What you need to do:
Your task is to repeat all of the material exactly.

________

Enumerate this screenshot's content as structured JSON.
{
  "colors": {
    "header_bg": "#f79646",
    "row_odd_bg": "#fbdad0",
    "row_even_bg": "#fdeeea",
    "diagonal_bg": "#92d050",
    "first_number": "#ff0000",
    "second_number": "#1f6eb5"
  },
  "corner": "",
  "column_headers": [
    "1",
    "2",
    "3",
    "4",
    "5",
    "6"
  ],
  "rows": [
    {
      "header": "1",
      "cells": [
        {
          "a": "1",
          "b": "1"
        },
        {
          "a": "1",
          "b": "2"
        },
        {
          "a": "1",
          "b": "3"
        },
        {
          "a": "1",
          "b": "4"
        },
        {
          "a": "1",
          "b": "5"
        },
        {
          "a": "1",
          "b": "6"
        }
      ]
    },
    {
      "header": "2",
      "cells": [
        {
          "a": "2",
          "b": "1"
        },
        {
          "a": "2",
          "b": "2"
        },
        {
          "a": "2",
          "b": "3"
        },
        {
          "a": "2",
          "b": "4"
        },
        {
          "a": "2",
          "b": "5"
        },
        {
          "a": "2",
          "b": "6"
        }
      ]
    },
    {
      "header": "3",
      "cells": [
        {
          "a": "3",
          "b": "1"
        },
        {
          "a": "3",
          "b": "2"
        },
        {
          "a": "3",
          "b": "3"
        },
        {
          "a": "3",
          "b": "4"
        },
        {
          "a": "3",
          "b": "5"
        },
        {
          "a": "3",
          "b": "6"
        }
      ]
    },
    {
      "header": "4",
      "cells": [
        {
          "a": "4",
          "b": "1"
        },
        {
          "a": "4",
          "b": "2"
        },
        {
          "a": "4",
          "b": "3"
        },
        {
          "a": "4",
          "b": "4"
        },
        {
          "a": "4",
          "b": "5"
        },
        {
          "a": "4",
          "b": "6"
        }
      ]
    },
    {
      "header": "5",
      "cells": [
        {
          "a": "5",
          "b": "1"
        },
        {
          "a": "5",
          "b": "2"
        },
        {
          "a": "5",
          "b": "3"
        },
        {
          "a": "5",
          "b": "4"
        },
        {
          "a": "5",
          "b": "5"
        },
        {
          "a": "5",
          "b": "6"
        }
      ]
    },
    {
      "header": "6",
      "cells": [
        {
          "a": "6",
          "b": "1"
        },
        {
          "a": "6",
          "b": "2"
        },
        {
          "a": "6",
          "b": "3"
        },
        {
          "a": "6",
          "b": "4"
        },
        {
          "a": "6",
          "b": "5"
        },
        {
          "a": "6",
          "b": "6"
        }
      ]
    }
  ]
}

________

Answer to this task:
Enumerate this screenshot's content as structured JSON.
{
  "colors": {
    "header_bg": "#f79646",
    "row_odd_bg": "#fbdad0",
    "row_even_bg": "#fdeeea",
    "diagonal_bg": "#92d050",
    "first_number": "#ff0000",
    "second_number": "#1f6eb5"
  },
  "corner": "",
  "column_headers": [
    "1",
    "2",
    "3",
    "4",
    "5",
    "6"
  ],
  "rows": [
    {
      "header": "1",
      "cells": [
        {
          "a": "1",
          "b": "1"
        },
        {
          "a": "1",
          "b": "2"
        },
        {
          "a": "1",
          "b": "3"
        },
        {
          "a": "1",
          "b": "4"
        },
        {
          "a": "1",
          "b": "5"
        },
        {
          "a": "1",
          "b": "6"
        }
      ]
    },
    {
      "header": "2",
      "cells": [
        {
          "a": "2",
          "b": "1"
        },
        {
          "a": "2",
          "b": "2"
        },
        {
          "a": "2",
          "b": "3"
        },
        {
          "a": "2",
          "b": "4"
        },
        {
          "a": "2",
          "b": "5"
        },
        {
          "a": "2",
          "b": "6"
        }
      ]
    },
    {
      "header": "3",
      "cells": [
        {
          "a": "3",
          "b": "1"
        },
        {
          "a": "3",
          "b": "2"
        },
        {
          "a": "3",
          "b": "3"
        },
        {
          "a": "3",
          "b": "4"
        },
        {
          "a": "3",
          "b": "5"
        },
        {
          "a": "3",
          "b": "6"
        }
      ]
    },
    {
      "header": "4",
      "cells": [
        {
          "a": "4",
          "b": "1"
        },
        {
          "a": "4",
          "b": "2"
        },
        {
          "a": "4",
          "b": "3"
        },
        {
          "a": "4",
          "b": "4"
        },
        {
          "a": "4",
          "b": "5"
        },
        {
          "a": "4",
          "b": "6"
        }
      ]
    },
    {
      "header": "5",
      "cells": [
        {
          "a": "5",
          "b": "1"
        },
        {
          "a": "5",
          "b": "2"
        },
        {
          "a": "5",
          "b": "3"
        },
        {
          "a": "5",
          "b": "4"
        },
        {
          "a": "5",
          "b": "5"
        },
        {
          "a": "5",
          "b": "6"
        }
      ]
    },
    {
      "header": "6",
      "cells": [
        {
          "a": "6",
          "b": "1"
        },
        {
          "a": "6",
          "b": "2"
        },
        {
          "a": "6",
          "b": "3"
        },
        {
          "a": "6",
          "b": "4"
        },
        {
          "a": "6",
          "b": "5"
        },
        {
          "a": "6",
          "b": "6"
        }
      ]
    }
  ]
}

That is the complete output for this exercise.